■ Directions for this task ■
Without the pictures, return each record as it appears.

--- begin Task material ---

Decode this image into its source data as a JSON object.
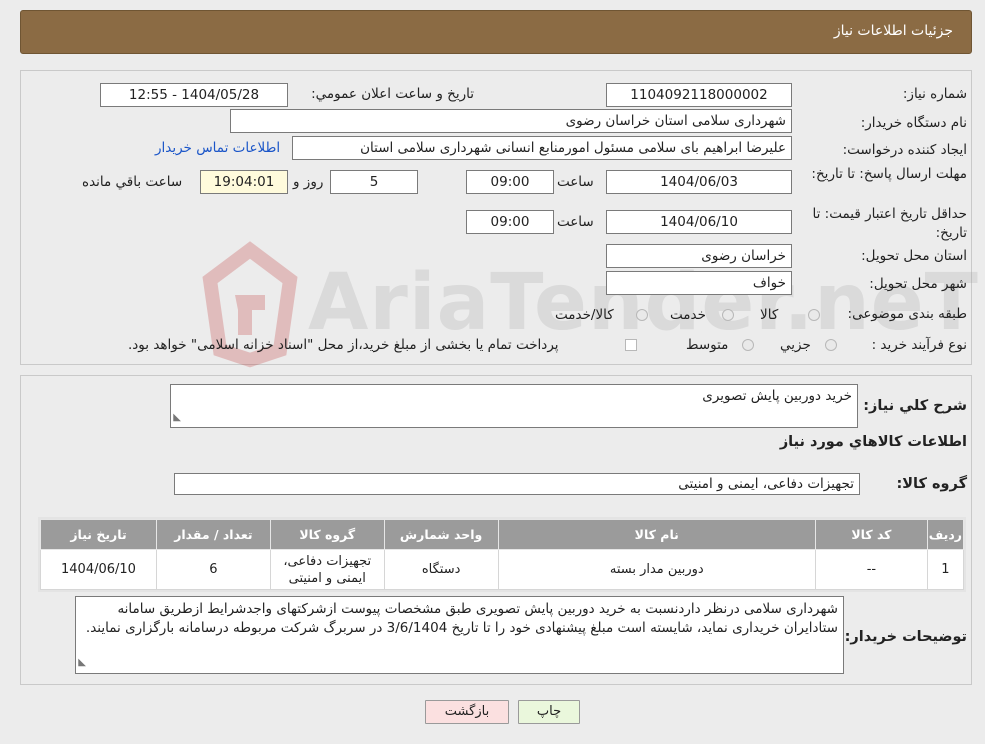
{
  "header": {
    "title": "جزئیات اطلاعات نیاز"
  },
  "form": {
    "need_number_label": "شماره نیاز:",
    "need_number": "1104092118000002",
    "announce_label": "تاريخ و ساعت اعلان عمومي:",
    "announce_value": "1404/05/28 - 12:55",
    "buyer_org_label": "نام دستگاه خريدار:",
    "buyer_org": "شهرداری سلامی استان خراسان رضوی",
    "creator_label": "ايجاد کننده درخواست:",
    "creator": "علیرضا ابراهیم بای سلامی مسئول امورمنابع انسانی  شهرداری سلامی استان",
    "contact_link": "اطلاعات تماس خريدار",
    "deadline_label": "مهلت ارسال پاسخ: تا تاريخ:",
    "deadline_date": "1404/06/03",
    "time_word": "ساعت",
    "deadline_time": "09:00",
    "days_remaining": "5",
    "days_word": "روز و",
    "time_remaining": "19:04:01",
    "remaining_word": "ساعت باقي مانده",
    "validity_label": "حداقل تاريخ اعتبار قيمت: تا تاريخ:",
    "validity_date": "1404/06/10",
    "validity_time": "09:00",
    "province_label": "استان محل تحويل:",
    "province": "خراسان رضوی",
    "city_label": "شهر محل تحويل:",
    "city": "خواف",
    "category_label": "طبقه بندی موضوعی:",
    "category_options": [
      "کالا",
      "خدمت",
      "کالا/خدمت"
    ],
    "purchase_type_label": "نوع فرآيند خريد :",
    "purchase_type_options": [
      "جزيي",
      "متوسط"
    ],
    "payment_note": "پرداخت تمام يا بخشی از مبلغ خريد،از محل \"اسناد خزانه اسلامی\" خواهد بود."
  },
  "summary": {
    "label": "شرح کلي نياز:",
    "value": "خرید دوربین پایش تصویری",
    "goods_info_title": "اطلاعات کالاهاي مورد نياز",
    "group_label": "گروه کالا:",
    "group_value": "تجهیزات دفاعی، ایمنی و امنیتی"
  },
  "table": {
    "headers": [
      "رديف",
      "کد کالا",
      "نام کالا",
      "واحد شمارش",
      "گروه کالا",
      "تعداد / مقدار",
      "تاريخ نياز"
    ],
    "rows": [
      [
        "1",
        "--",
        "دوربین مدار بسته",
        "دستگاه",
        "تجهیزات دفاعی، ایمنی و امنیتی",
        "6",
        "1404/06/10"
      ]
    ]
  },
  "notes": {
    "label": "توضيحات خريدار:",
    "text": "شهرداری سلامی درنظر داردنسبت به خرید دوربین پایش تصویری  طبق مشخصات پیوست ازشرکتهای واجدشرایط ازطریق سامانه ستادایران خریداری نماید، شایسته است مبلغ پیشنهادی خود را تا تاریخ 3/6/1404  در سربرگ شرکت مربوطه درسامانه بارگزاری نمایند."
  },
  "buttons": {
    "print": "چاپ",
    "back": "بازگشت"
  },
  "watermark": {
    "text": "AriaTender.neT"
  },
  "colors": {
    "header": "#8b6b44",
    "link": "#1a55c8",
    "print_btn": "#eaf7dc",
    "back_btn": "#fbe0e0"
  }
}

--- end Task material ---

■ The solution ■
Decode this image into its source data as a JSON object.
{
  "header": {
    "title": "جزئیات اطلاعات نیاز"
  },
  "form": {
    "need_number_label": "شماره نیاز:",
    "need_number": "1104092118000002",
    "announce_label": "تاريخ و ساعت اعلان عمومي:",
    "announce_value": "1404/05/28 - 12:55",
    "buyer_org_label": "نام دستگاه خريدار:",
    "buyer_org": "شهرداری سلامی استان خراسان رضوی",
    "creator_label": "ايجاد کننده درخواست:",
    "creator": "علیرضا ابراهیم بای سلامی مسئول امورمنابع انسانی  شهرداری سلامی استان",
    "contact_link": "اطلاعات تماس خريدار",
    "deadline_label": "مهلت ارسال پاسخ: تا تاريخ:",
    "deadline_date": "1404/06/03",
    "time_word": "ساعت",
    "deadline_time": "09:00",
    "days_remaining": "5",
    "days_word": "روز و",
    "time_remaining": "19:04:01",
    "remaining_word": "ساعت باقي مانده",
    "validity_label": "حداقل تاريخ اعتبار قيمت: تا تاريخ:",
    "validity_date": "1404/06/10",
    "validity_time": "09:00",
    "province_label": "استان محل تحويل:",
    "province": "خراسان رضوی",
    "city_label": "شهر محل تحويل:",
    "city": "خواف",
    "category_label": "طبقه بندی موضوعی:",
    "category_options": [
      "کالا",
      "خدمت",
      "کالا/خدمت"
    ],
    "purchase_type_label": "نوع فرآيند خريد :",
    "purchase_type_options": [
      "جزيي",
      "متوسط"
    ],
    "payment_note": "پرداخت تمام يا بخشی از مبلغ خريد،از محل \"اسناد خزانه اسلامی\" خواهد بود."
  },
  "summary": {
    "label": "شرح کلي نياز:",
    "value": "خرید دوربین پایش تصویری",
    "goods_info_title": "اطلاعات کالاهاي مورد نياز",
    "group_label": "گروه کالا:",
    "group_value": "تجهیزات دفاعی، ایمنی و امنیتی"
  },
  "table": {
    "headers": [
      "رديف",
      "کد کالا",
      "نام کالا",
      "واحد شمارش",
      "گروه کالا",
      "تعداد / مقدار",
      "تاريخ نياز"
    ],
    "rows": [
      [
        "1",
        "--",
        "دوربین مدار بسته",
        "دستگاه",
        "تجهیزات دفاعی، ایمنی و امنیتی",
        "6",
        "1404/06/10"
      ]
    ]
  },
  "notes": {
    "label": "توضيحات خريدار:",
    "text": "شهرداری سلامی درنظر داردنسبت به خرید دوربین پایش تصویری  طبق مشخصات پیوست ازشرکتهای واجدشرایط ازطریق سامانه ستادایران خریداری نماید، شایسته است مبلغ پیشنهادی خود را تا تاریخ 3/6/1404  در سربرگ شرکت مربوطه درسامانه بارگزاری نمایند."
  },
  "buttons": {
    "print": "چاپ",
    "back": "بازگشت"
  },
  "watermark": {
    "text": "AriaTender.neT"
  },
  "colors": {
    "header": "#8b6b44",
    "link": "#1a55c8",
    "print_btn": "#eaf7dc",
    "back_btn": "#fbe0e0"
  }
}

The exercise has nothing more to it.